What the task asks: Reproduce all the lines below exactly and omit the images.

___ Data for processing ___

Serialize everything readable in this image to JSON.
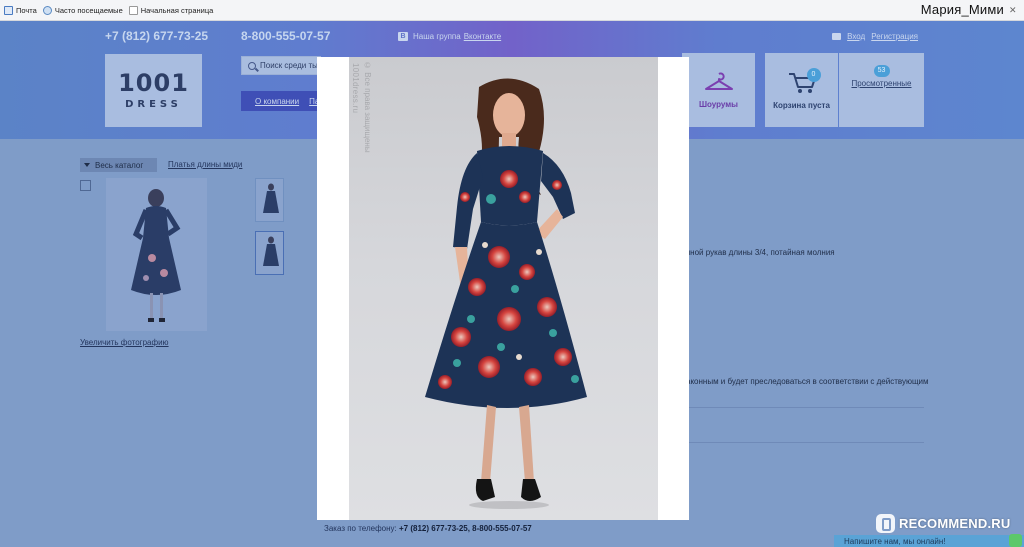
{
  "browser": {
    "bookmarks": [
      {
        "label": "Почта",
        "icon": "mail-icon"
      },
      {
        "label": "Часто посещаемые",
        "icon": "frequent-icon"
      },
      {
        "label": "Начальная страница",
        "icon": "home-page-icon"
      }
    ],
    "username": "Мария_Мими"
  },
  "header": {
    "phone_city": "+7 (812) 677-73-25",
    "phone_free": "8-800-555-07-57",
    "vk_prefix": "Наша группа",
    "vk_link": "Вконтакте",
    "login": "Вход",
    "register": "Регистрация",
    "logo_number": "1001",
    "logo_word": "DRESS",
    "search_placeholder": "Поиск среди ты",
    "nav": [
      "О компании",
      "Па"
    ],
    "showrooms_label": "Шоурумы",
    "cart_label": "Корзина пуста",
    "cart_count": "0",
    "viewed_count": "53",
    "viewed_label": "Просмотренные"
  },
  "page": {
    "catalog_button": "Весь каталог",
    "breadcrumb": "Платья длины миди",
    "enlarge_photo": "Увеличить фотографию",
    "description_line": "чной рукав длины 3/4, потайная молния",
    "legal_line": "аконным и будет преследоваться в соответствии с действующим",
    "order_prefix": "Заказ по телефону:",
    "order_phones": "+7 (812) 677-73-25, 8-800-555-07-57"
  },
  "lightbox": {
    "watermark_site": "1001dress.ru",
    "watermark_rights": "© Все права защищены"
  },
  "overlay": {
    "recommend_brand": "RECOMMEND.RU",
    "chat_text": "Напишите нам, мы онлайн!"
  },
  "colors": {
    "overlay_tint": "#7f9cc8",
    "header_gradient_mid": "#7262c9",
    "showroom_purple": "#6a3da8",
    "badge_blue": "#4a9fd8",
    "dress_navy": "#1d3356"
  }
}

___

Solution to the exercise:
Serialize everything readable in this image to JSON.
{
  "browser": {
    "bookmarks": [
      {
        "label": "Почта",
        "icon": "mail-icon"
      },
      {
        "label": "Часто посещаемые",
        "icon": "frequent-icon"
      },
      {
        "label": "Начальная страница",
        "icon": "home-page-icon"
      }
    ],
    "username": "Мария_Мими"
  },
  "header": {
    "phone_city": "+7 (812) 677-73-25",
    "phone_free": "8-800-555-07-57",
    "vk_prefix": "Наша группа",
    "vk_link": "Вконтакте",
    "login": "Вход",
    "register": "Регистрация",
    "logo_number": "1001",
    "logo_word": "DRESS",
    "search_placeholder": "Поиск среди ты",
    "nav": [
      "О компании",
      "Па"
    ],
    "showrooms_label": "Шоурумы",
    "cart_label": "Корзина пуста",
    "cart_count": "0",
    "viewed_count": "53",
    "viewed_label": "Просмотренные"
  },
  "page": {
    "catalog_button": "Весь каталог",
    "breadcrumb": "Платья длины миди",
    "enlarge_photo": "Увеличить фотографию",
    "description_line": "чной рукав длины 3/4, потайная молния",
    "legal_line": "аконным и будет преследоваться в соответствии с действующим",
    "order_prefix": "Заказ по телефону:",
    "order_phones": "+7 (812) 677-73-25, 8-800-555-07-57"
  },
  "lightbox": {
    "watermark_site": "1001dress.ru",
    "watermark_rights": "© Все права защищены"
  },
  "overlay": {
    "recommend_brand": "RECOMMEND.RU",
    "chat_text": "Напишите нам, мы онлайн!"
  },
  "colors": {
    "overlay_tint": "#7f9cc8",
    "header_gradient_mid": "#7262c9",
    "showroom_purple": "#6a3da8",
    "badge_blue": "#4a9fd8",
    "dress_navy": "#1d3356"
  }
}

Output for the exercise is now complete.